___ Extracted information ___

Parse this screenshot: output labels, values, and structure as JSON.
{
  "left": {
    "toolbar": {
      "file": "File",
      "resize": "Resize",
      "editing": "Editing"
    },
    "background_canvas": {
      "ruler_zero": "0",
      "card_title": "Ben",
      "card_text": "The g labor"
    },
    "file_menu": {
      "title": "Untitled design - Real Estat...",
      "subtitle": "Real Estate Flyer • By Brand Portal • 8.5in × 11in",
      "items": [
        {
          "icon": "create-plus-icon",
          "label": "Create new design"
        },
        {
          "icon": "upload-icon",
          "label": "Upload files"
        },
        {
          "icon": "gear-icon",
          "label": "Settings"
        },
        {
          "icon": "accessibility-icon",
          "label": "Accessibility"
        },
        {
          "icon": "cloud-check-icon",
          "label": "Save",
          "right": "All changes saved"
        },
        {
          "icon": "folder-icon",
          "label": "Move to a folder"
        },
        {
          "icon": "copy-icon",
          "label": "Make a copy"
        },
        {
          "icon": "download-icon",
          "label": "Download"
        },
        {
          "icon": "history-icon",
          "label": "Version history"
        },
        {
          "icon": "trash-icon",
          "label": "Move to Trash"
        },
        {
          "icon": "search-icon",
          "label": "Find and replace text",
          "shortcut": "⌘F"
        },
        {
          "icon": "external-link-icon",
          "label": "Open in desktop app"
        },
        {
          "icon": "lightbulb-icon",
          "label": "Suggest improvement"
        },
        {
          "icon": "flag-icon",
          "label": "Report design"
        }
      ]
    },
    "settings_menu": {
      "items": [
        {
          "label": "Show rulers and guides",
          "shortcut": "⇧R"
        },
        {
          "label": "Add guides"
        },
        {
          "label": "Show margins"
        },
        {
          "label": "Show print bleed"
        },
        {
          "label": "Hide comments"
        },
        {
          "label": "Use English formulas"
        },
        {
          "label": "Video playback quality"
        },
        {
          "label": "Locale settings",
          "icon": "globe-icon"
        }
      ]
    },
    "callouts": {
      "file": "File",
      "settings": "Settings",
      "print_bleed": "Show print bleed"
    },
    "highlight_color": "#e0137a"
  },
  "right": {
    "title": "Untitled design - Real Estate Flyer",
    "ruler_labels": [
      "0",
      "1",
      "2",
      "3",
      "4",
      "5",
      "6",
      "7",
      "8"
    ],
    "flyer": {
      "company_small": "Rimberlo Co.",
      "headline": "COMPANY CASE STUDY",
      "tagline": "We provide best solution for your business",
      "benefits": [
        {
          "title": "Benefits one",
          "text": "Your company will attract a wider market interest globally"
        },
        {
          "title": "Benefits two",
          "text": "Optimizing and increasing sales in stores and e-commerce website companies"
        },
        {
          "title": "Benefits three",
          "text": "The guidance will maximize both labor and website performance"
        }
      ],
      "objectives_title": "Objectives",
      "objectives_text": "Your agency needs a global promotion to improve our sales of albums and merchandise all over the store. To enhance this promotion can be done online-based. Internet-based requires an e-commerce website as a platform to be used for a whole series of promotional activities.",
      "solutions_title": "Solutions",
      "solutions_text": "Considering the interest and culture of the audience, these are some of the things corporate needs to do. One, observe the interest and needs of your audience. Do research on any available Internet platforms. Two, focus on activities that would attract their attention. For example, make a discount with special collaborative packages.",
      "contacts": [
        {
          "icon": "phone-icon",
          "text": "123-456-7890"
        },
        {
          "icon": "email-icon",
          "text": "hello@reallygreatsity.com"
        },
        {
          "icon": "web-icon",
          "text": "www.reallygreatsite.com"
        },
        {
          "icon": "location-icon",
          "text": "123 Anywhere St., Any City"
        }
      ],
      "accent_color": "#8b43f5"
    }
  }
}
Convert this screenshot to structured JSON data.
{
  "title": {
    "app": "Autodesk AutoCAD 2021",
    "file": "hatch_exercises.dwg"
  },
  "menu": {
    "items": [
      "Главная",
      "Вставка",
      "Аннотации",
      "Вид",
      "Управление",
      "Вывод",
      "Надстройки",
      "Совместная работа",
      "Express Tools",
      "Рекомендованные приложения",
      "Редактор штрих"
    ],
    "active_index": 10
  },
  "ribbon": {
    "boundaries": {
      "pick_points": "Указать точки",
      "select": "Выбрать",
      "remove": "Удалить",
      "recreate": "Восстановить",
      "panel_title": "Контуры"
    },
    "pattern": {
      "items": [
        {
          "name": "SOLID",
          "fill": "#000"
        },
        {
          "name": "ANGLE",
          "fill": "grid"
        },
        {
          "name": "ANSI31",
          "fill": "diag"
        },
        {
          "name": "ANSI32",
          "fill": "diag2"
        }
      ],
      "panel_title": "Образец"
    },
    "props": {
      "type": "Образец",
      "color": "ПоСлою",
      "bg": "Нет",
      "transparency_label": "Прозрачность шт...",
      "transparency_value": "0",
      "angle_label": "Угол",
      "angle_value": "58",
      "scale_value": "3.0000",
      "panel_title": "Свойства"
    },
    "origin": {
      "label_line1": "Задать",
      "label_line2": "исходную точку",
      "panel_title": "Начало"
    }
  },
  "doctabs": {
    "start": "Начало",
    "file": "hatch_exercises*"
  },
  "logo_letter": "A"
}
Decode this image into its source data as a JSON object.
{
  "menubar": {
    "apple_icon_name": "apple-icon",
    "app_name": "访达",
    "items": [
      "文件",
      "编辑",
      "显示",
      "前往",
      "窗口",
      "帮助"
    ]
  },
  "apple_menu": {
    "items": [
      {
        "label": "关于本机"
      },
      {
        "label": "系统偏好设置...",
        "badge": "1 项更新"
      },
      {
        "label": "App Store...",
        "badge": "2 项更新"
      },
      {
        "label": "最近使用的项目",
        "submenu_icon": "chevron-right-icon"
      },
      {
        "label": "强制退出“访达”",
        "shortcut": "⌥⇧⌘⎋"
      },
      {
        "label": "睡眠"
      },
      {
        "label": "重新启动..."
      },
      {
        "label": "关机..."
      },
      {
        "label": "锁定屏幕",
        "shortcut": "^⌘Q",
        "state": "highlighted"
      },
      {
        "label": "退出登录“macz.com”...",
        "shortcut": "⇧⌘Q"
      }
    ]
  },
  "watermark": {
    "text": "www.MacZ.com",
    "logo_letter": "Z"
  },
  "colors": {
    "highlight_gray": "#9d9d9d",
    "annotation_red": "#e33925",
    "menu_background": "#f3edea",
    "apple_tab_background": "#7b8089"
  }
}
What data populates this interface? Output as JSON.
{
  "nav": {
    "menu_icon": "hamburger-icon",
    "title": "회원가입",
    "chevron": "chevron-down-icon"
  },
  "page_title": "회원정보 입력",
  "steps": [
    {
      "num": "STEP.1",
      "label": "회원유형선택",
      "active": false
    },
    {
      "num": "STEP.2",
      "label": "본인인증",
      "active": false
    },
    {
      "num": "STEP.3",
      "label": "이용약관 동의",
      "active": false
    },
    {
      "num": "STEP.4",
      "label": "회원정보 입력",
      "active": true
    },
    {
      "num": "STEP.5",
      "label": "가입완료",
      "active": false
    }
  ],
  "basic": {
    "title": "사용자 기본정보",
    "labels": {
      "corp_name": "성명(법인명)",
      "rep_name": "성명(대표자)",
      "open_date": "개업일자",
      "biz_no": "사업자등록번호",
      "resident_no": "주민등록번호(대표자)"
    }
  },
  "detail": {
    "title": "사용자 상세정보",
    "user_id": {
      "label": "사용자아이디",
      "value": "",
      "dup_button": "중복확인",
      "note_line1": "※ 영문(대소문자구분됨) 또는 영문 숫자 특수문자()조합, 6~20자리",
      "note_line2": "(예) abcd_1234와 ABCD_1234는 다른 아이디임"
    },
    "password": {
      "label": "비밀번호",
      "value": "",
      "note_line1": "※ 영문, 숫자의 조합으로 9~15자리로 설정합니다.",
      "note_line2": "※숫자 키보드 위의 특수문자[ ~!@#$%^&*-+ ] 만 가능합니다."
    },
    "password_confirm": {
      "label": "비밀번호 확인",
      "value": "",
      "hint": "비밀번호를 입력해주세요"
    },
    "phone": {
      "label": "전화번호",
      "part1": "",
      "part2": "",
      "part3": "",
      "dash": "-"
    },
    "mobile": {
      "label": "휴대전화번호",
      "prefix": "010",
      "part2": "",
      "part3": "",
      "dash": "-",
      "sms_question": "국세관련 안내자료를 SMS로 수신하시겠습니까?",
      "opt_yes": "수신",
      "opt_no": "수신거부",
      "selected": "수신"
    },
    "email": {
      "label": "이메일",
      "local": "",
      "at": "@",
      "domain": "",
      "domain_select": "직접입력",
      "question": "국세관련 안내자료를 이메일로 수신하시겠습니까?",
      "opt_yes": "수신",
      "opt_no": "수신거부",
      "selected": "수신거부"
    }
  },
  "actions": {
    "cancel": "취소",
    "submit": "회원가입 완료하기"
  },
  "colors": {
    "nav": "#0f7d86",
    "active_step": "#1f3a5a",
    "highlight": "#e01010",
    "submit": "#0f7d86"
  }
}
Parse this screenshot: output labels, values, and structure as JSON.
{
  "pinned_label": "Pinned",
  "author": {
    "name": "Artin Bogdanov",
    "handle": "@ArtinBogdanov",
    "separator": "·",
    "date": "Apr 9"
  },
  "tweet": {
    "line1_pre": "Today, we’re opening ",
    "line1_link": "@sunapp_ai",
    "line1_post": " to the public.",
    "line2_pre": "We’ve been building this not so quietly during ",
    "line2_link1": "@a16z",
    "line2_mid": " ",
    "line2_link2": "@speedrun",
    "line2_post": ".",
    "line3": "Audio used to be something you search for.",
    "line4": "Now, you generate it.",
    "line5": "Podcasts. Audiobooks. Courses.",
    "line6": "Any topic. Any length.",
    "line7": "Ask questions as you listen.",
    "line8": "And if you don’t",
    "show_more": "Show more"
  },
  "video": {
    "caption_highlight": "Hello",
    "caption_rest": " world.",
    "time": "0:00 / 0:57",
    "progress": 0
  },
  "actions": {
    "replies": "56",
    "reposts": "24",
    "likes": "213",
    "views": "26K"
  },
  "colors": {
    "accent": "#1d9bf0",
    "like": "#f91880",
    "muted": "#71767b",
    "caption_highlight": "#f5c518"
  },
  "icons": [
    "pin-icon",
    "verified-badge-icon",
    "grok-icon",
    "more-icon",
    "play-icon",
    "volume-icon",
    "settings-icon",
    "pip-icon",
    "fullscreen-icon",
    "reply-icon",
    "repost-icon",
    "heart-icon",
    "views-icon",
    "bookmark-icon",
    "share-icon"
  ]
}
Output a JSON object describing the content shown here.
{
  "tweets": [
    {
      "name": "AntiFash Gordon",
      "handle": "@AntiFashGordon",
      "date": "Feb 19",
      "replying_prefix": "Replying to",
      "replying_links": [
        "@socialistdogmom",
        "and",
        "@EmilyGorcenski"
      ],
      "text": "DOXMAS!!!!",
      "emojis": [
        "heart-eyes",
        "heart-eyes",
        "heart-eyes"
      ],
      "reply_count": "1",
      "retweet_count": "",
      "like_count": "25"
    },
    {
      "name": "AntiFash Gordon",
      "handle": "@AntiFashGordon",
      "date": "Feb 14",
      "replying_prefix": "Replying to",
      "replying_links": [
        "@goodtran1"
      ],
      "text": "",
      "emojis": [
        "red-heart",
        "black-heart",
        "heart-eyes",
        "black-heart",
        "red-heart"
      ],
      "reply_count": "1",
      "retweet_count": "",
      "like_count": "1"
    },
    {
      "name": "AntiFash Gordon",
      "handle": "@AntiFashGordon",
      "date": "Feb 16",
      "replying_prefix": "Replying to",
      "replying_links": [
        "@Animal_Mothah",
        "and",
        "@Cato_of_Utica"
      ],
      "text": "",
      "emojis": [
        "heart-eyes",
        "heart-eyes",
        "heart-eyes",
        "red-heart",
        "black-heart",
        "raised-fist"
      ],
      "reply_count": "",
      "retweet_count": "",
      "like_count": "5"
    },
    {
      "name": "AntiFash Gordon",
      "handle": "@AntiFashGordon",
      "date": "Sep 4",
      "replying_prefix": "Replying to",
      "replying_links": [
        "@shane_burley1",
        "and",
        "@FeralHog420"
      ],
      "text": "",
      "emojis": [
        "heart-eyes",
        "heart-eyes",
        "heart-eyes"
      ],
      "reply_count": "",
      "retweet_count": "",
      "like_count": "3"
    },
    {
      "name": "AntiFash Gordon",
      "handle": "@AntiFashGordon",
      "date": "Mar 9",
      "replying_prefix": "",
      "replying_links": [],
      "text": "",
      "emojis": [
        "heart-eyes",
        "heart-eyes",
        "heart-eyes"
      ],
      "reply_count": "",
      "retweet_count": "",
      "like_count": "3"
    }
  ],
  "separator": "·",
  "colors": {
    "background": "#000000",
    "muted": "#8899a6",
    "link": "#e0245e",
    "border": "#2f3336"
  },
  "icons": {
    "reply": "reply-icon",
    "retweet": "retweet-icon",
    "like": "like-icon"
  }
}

___

— The exercise —
Find all the lines containing "bleed" in the material, then copy them.

— Response —
          "label": "Show print bleed"
      "print_bleed": "Show print bleed"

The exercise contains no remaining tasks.